══ Material to process ══

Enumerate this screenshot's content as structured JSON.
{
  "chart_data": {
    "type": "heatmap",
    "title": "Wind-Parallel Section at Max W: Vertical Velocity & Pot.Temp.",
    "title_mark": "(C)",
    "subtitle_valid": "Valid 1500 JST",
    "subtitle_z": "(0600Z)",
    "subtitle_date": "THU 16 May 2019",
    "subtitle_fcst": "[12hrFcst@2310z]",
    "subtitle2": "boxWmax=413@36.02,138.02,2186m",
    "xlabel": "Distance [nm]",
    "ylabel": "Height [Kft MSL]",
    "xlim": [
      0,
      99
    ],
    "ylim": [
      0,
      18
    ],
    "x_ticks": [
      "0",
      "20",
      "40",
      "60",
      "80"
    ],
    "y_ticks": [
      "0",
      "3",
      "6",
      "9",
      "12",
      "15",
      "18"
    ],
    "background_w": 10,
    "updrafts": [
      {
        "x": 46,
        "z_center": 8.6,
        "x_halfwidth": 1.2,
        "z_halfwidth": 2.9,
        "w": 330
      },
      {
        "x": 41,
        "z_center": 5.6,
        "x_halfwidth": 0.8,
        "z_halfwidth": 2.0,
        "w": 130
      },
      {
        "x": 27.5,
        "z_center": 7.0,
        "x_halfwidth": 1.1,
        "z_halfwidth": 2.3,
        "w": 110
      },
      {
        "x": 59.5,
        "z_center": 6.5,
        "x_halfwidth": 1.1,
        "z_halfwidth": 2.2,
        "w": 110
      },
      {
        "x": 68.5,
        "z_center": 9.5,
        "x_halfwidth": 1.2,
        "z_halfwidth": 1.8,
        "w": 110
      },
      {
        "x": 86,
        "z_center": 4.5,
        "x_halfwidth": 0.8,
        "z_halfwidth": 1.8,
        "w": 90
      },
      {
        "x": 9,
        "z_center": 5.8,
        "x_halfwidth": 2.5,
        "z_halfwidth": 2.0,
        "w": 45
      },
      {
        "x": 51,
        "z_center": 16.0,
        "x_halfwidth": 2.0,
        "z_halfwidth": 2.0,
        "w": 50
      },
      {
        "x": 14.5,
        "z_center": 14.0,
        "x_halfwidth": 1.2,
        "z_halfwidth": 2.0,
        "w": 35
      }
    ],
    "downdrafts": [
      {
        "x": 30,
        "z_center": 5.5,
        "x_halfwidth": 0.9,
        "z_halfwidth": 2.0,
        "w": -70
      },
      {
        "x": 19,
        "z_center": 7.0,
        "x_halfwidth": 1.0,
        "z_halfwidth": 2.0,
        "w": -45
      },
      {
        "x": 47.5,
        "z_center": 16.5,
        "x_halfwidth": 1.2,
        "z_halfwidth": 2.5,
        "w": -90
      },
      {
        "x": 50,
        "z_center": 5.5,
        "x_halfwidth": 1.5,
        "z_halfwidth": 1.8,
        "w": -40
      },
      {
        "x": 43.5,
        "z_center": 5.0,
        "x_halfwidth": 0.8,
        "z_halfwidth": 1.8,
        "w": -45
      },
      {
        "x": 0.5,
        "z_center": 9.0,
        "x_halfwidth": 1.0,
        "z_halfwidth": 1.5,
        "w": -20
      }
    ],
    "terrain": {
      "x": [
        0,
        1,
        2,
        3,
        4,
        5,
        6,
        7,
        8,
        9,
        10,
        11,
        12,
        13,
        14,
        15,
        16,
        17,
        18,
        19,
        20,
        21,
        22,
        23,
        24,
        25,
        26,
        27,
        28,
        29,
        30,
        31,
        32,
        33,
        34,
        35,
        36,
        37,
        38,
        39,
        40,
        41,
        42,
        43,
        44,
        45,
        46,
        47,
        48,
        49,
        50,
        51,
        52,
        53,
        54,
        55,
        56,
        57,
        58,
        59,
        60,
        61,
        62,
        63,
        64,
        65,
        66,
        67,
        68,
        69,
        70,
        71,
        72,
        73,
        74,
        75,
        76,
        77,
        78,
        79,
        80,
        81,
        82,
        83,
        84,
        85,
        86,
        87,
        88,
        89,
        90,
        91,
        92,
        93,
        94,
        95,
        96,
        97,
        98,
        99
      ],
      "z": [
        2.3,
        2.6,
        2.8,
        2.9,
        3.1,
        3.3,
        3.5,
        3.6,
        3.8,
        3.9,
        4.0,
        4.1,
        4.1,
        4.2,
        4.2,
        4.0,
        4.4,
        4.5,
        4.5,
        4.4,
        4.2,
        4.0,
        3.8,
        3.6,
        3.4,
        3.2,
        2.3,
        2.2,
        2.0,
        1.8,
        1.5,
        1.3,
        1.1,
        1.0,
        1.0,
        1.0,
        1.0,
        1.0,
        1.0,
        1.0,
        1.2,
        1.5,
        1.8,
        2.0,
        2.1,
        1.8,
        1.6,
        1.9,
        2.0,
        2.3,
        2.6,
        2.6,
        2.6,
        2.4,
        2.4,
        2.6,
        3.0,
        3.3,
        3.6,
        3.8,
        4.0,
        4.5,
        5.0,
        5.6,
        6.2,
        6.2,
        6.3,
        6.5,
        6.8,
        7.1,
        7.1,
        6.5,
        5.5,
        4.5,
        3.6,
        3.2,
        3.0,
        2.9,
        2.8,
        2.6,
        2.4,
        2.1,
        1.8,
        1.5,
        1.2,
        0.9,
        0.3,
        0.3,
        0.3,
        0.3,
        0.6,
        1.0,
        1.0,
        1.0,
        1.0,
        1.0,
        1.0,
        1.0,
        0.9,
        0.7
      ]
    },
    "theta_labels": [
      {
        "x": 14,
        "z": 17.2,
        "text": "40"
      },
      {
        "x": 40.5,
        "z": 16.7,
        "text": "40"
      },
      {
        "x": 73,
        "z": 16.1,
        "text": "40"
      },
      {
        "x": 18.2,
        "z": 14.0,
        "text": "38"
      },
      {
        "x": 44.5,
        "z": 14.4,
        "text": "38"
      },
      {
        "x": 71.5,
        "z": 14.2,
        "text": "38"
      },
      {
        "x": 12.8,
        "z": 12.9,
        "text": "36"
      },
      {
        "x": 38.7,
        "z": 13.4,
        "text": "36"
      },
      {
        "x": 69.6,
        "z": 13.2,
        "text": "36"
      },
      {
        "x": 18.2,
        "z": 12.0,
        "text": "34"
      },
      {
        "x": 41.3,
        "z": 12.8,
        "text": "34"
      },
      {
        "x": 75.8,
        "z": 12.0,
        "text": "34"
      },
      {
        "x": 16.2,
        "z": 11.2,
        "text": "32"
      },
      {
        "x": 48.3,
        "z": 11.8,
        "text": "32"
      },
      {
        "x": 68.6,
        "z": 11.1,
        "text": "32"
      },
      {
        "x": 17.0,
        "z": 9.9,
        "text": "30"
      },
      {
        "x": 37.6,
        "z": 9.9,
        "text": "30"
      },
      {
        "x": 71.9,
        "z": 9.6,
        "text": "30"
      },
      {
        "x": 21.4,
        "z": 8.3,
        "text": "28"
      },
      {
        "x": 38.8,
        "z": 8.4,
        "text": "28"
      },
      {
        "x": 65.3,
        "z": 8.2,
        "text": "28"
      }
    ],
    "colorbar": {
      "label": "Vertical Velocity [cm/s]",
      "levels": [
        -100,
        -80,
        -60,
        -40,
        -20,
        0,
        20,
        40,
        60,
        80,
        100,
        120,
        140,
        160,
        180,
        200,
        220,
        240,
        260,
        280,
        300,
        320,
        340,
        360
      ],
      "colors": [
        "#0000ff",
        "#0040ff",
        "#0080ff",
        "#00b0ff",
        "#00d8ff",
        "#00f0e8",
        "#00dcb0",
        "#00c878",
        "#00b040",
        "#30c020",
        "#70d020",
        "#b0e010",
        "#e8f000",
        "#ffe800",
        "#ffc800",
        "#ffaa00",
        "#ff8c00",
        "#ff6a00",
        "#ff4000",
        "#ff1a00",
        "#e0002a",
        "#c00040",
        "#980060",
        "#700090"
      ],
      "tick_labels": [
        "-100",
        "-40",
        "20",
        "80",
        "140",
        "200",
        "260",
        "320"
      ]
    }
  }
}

═══

Problem to work on ::
Extract every line containing the string "Velocity" from the data above.

Response to this task ::
    "title": "Wind-Parallel Section at Max W: Vertical Velocity & Pot.Temp.",
      "label": "Vertical Velocity [cm/s]",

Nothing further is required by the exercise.